## Recorded information
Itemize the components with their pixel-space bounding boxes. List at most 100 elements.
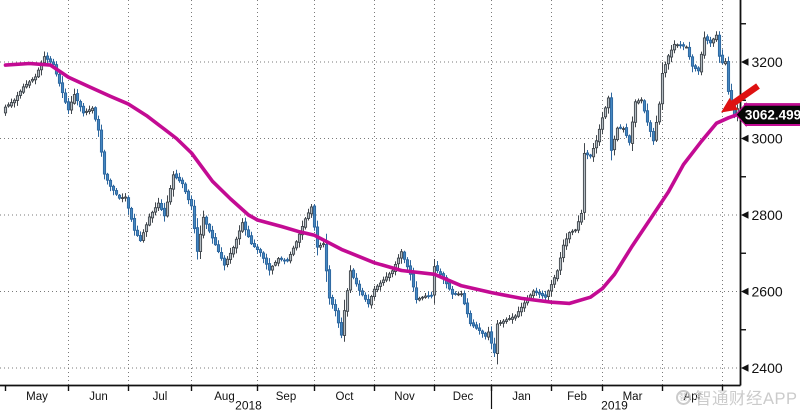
candle [414, 287, 419, 300]
candle [723, 61, 728, 65]
candle [267, 263, 272, 271]
candle [432, 266, 437, 296]
month-label: Oct [336, 391, 355, 403]
candle [156, 202, 161, 209]
candle [489, 331, 494, 344]
candle [621, 128, 626, 130]
candle [642, 100, 647, 112]
candle [495, 323, 500, 355]
candle [558, 257, 563, 271]
candle [108, 179, 113, 187]
candle [318, 244, 323, 248]
candle [225, 258, 230, 266]
month-label: Dec [453, 391, 474, 403]
candle [168, 188, 173, 203]
y-tick-arrow-icon [741, 364, 749, 372]
candle [609, 97, 614, 151]
candle [510, 316, 515, 320]
candle [78, 101, 83, 108]
candle [459, 293, 464, 296]
candle [570, 230, 575, 233]
candle [336, 310, 341, 324]
candle [456, 293, 461, 296]
candle [645, 110, 650, 123]
candle [147, 216, 152, 226]
candle [417, 297, 422, 301]
candle [720, 54, 725, 64]
year-label: 2019 [601, 399, 628, 411]
candle [252, 243, 257, 248]
candle [186, 190, 191, 201]
candle [564, 238, 569, 247]
candle [36, 69, 41, 78]
candle [573, 229, 578, 232]
candle [675, 44, 680, 47]
candle [516, 311, 521, 317]
candle [585, 152, 590, 156]
month-label: Aug [214, 391, 234, 403]
candle [402, 251, 407, 260]
candle [216, 244, 221, 252]
candle [378, 282, 383, 287]
candle [423, 295, 428, 298]
candle [72, 94, 77, 104]
month-label: Apr [684, 391, 702, 403]
y-tick-arrow-icon [741, 287, 749, 296]
month-label: Jun [89, 391, 108, 403]
candle [96, 119, 101, 131]
price-flag-value: 3062.499 [745, 107, 800, 122]
candle [66, 101, 71, 111]
candle [576, 221, 581, 231]
candle [690, 56, 695, 67]
candle [270, 265, 275, 271]
candle [618, 126, 623, 129]
candle [684, 46, 689, 49]
candle [372, 288, 377, 298]
y-tick-arrow-icon [741, 134, 749, 143]
candle [708, 39, 713, 44]
candle [450, 288, 455, 295]
candle [477, 327, 482, 331]
y-axis-label: 2400 [752, 360, 783, 376]
candle [678, 44, 683, 47]
candle [333, 304, 338, 312]
candle [552, 277, 557, 285]
month-label: Jul [153, 391, 168, 403]
candle [555, 270, 560, 280]
trend-arrow-shaft [731, 83, 760, 107]
candle [714, 34, 719, 41]
candle [45, 55, 50, 60]
candle [102, 151, 107, 175]
candle [201, 216, 206, 236]
candle [324, 244, 329, 272]
candle [381, 279, 386, 284]
candle [612, 138, 617, 151]
candle [261, 252, 266, 259]
candle [180, 179, 185, 185]
candle [165, 201, 170, 217]
candle [627, 135, 632, 143]
candle [465, 302, 470, 315]
candle [240, 222, 245, 232]
candle [663, 64, 668, 74]
candle [309, 206, 314, 215]
candle [534, 290, 539, 294]
candle [438, 271, 443, 275]
candle [219, 252, 224, 259]
candle [693, 65, 698, 69]
candle [648, 122, 653, 132]
month-label: Sep [276, 391, 296, 403]
y-axis-label: 3000 [752, 131, 783, 147]
candle [327, 269, 332, 299]
candle [411, 273, 416, 288]
candle [153, 207, 158, 213]
candle [681, 44, 686, 47]
candle [711, 38, 716, 44]
candle [21, 86, 26, 93]
candle [198, 233, 203, 252]
candle [183, 183, 188, 193]
candle [360, 290, 365, 296]
candle [177, 176, 182, 182]
y-axis-label: 2800 [752, 207, 783, 223]
candle [705, 36, 710, 41]
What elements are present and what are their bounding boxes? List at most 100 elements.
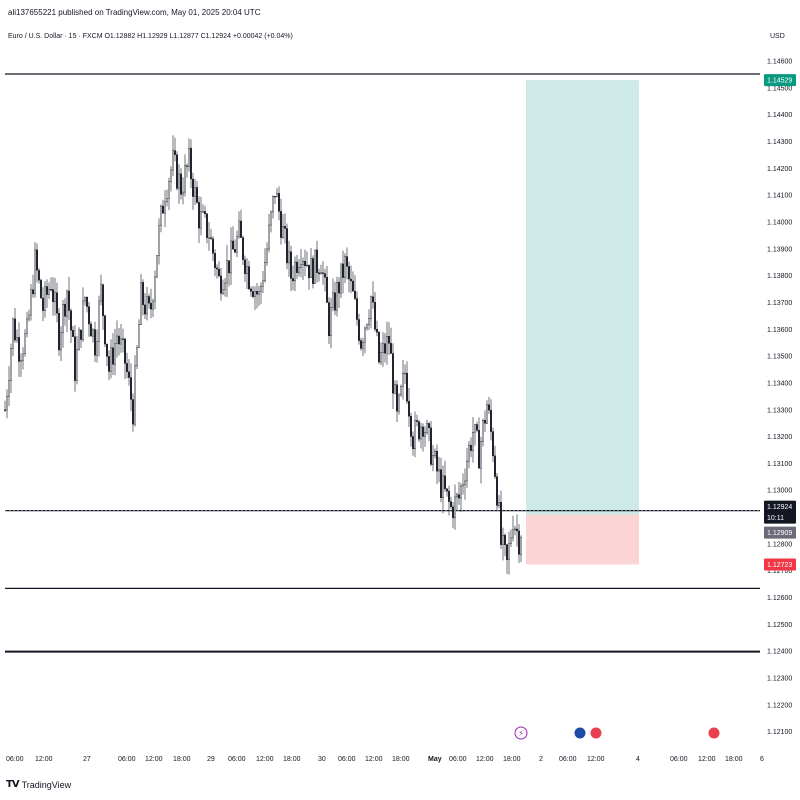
y-tick-label: 1.13200: [767, 434, 792, 441]
candle-body: [318, 272, 320, 275]
candle-body: [374, 302, 376, 330]
footer-brand: TradingView: [21, 779, 72, 790]
candle-body: [178, 173, 180, 189]
candle-body: [220, 275, 222, 294]
candle-body: [14, 318, 16, 341]
candle-body: [492, 431, 494, 457]
candle-body: [186, 165, 188, 167]
candle-body: [132, 399, 134, 425]
candle-body: [270, 211, 272, 226]
y-tick-label: 1.13100: [767, 461, 792, 468]
candle-body: [74, 336, 76, 381]
candle-body: [152, 300, 154, 310]
stop-loss-zone[interactable]: [526, 514, 639, 565]
y-tick-label: 1.12800: [767, 541, 792, 548]
candle-body: [62, 304, 64, 333]
candle-body: [518, 530, 520, 555]
candle-body: [236, 236, 238, 253]
candle-body: [402, 372, 404, 387]
candle-body: [326, 277, 328, 303]
y-tick-label: 1.12200: [767, 702, 792, 709]
candle-body: [218, 268, 220, 277]
x-tick-label: 30: [318, 756, 326, 763]
x-tick-label: 2: [539, 756, 543, 763]
sl-price-label: 1.12723: [767, 562, 792, 569]
eu-flag-icon[interactable]: [573, 726, 587, 740]
candle-body: [6, 396, 8, 411]
candle-body: [24, 333, 26, 355]
candle-body: [250, 288, 252, 292]
candle-body: [190, 147, 192, 180]
candle-body: [224, 282, 226, 290]
candle-body: [370, 296, 372, 319]
candle-body: [116, 335, 118, 344]
candle-body: [114, 343, 116, 365]
countdown-label-bg: [764, 511, 796, 524]
candle-body: [478, 430, 480, 469]
candle-body: [432, 455, 434, 465]
candle-body: [196, 187, 198, 203]
symbol-info[interactable]: Euro / U.S. Dollar · 15 · FXCM O1.12882 …: [8, 33, 293, 40]
candle-body: [392, 353, 394, 394]
earnings-flash-icon[interactable]: [514, 726, 528, 740]
candle-body: [148, 296, 150, 304]
x-tick-label: 12:00: [365, 756, 383, 763]
y-tick-label: 1.12100: [767, 729, 792, 736]
candle-body: [354, 290, 356, 299]
candle-body: [504, 535, 506, 545]
y-tick-label: 1.12300: [767, 675, 792, 682]
candle-body: [142, 282, 144, 306]
candle-body: [464, 480, 466, 486]
candle-body: [222, 289, 224, 294]
candle-body: [314, 249, 316, 284]
published-note: ali137655221 published on TradingView.co…: [8, 8, 261, 17]
candle-body: [378, 331, 380, 363]
candle-body: [110, 347, 112, 372]
candle-body: [214, 253, 216, 269]
y-tick-label: 1.12600: [767, 595, 792, 602]
y-tick-label: 1.14100: [767, 193, 792, 200]
candle-body: [302, 261, 304, 266]
tradingview-logo-icon: 𝗧𝗩: [6, 779, 20, 790]
candle-body: [28, 314, 30, 320]
candle-body: [382, 343, 384, 353]
last-price-label-bg: [764, 500, 796, 513]
candle-body: [206, 213, 208, 238]
candle-body: [188, 147, 190, 167]
x-axis-ticks: 06:00 12:00 27 06:00 12:00 18:00 29 06:00 12:00 1…: [6, 756, 764, 763]
x-tick-label: 12:00: [476, 756, 494, 763]
candle-body: [362, 341, 364, 349]
candle-body: [252, 291, 254, 297]
event-markers[interactable]: ⚡: [514, 726, 721, 740]
candle-body: [430, 427, 432, 465]
x-tick-label: 18:00: [503, 756, 521, 763]
take-profit-zone[interactable]: [526, 80, 639, 515]
y-tick-label: 1.13300: [767, 407, 792, 414]
candle-body: [200, 211, 202, 229]
candle-body: [128, 371, 130, 378]
candle-body: [166, 198, 168, 203]
candle-body: [58, 313, 60, 351]
us-flag-icon-2[interactable]: [707, 726, 721, 740]
candle-body: [312, 258, 314, 284]
us-flag-icon[interactable]: [589, 726, 603, 740]
y-tick-label: 1.12400: [767, 649, 792, 656]
x-tick-label: 6: [760, 756, 764, 763]
candle-body: [348, 266, 350, 280]
candle-body: [298, 267, 300, 273]
candle-body: [100, 284, 102, 302]
candle-body: [520, 537, 522, 555]
candle-body: [260, 285, 262, 292]
candle-body: [368, 318, 370, 325]
y-tick-label: 1.14500: [767, 85, 792, 92]
candle-body: [32, 289, 34, 295]
candle-body: [80, 329, 82, 340]
candle-body: [264, 261, 266, 282]
candle-body: [246, 266, 248, 275]
candle-body: [192, 178, 194, 197]
tradingview-footer[interactable]: 𝗧𝗩 TradingView: [6, 779, 71, 790]
candle-body: [384, 343, 386, 354]
candle-body: [52, 289, 54, 303]
candle-body: [86, 297, 88, 307]
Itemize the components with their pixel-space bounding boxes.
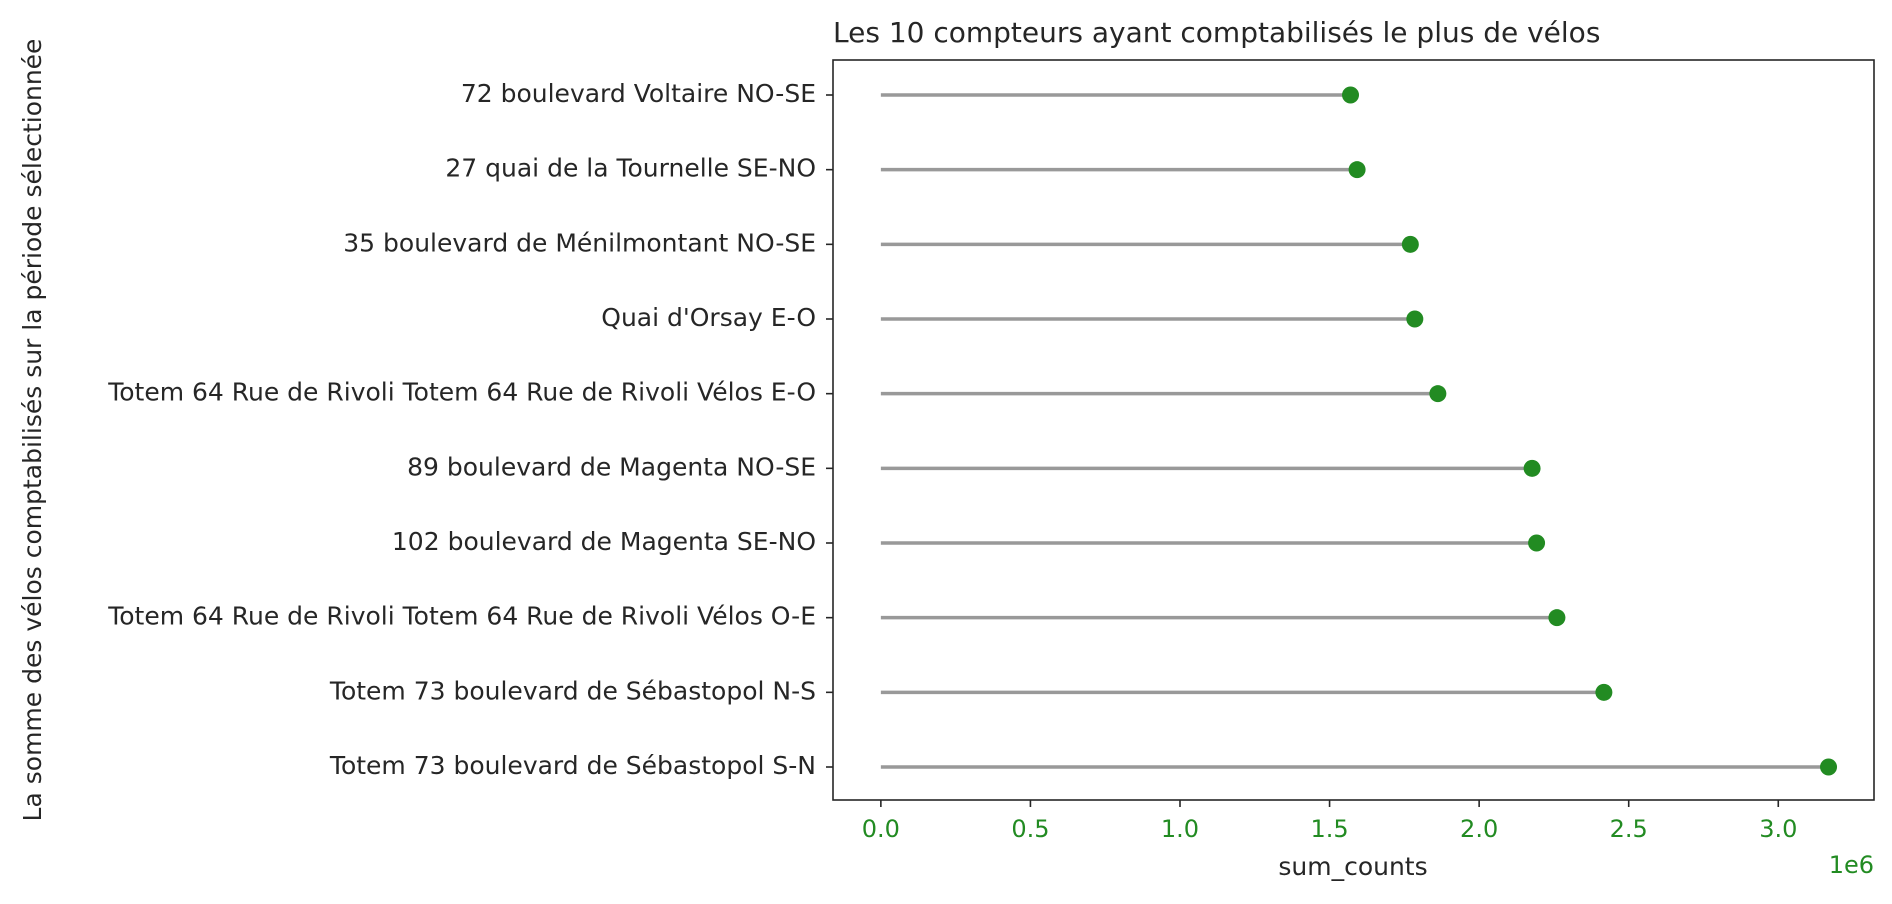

## Set task
Copy word for word the lines that start with the one containing "candle [414, 287, 419, 300]" and end with the one containing "candle [645, 110, 650, 123]", including both of those lines.

## Response for this exercise
candle [414, 287, 419, 300]
candle [723, 61, 728, 65]
candle [267, 263, 272, 271]
candle [432, 266, 437, 296]
month-label: Oct [336, 391, 355, 403]
candle [156, 202, 161, 209]
candle [489, 331, 494, 344]
candle [621, 128, 626, 130]
candle [642, 100, 647, 112]
candle [495, 323, 500, 355]
candle [558, 257, 563, 271]
candle [108, 179, 113, 187]
candle [318, 244, 323, 248]
candle [225, 258, 230, 266]
month-label: Dec [453, 391, 474, 403]
candle [168, 188, 173, 203]
y-tick-arrow-icon [741, 364, 749, 372]
candle [609, 97, 614, 151]
candle [510, 316, 515, 320]
candle [78, 101, 83, 108]
candle [459, 293, 464, 296]
candle [570, 230, 575, 233]
candle [336, 310, 341, 324]
candle [456, 293, 461, 296]
candle [645, 110, 650, 123]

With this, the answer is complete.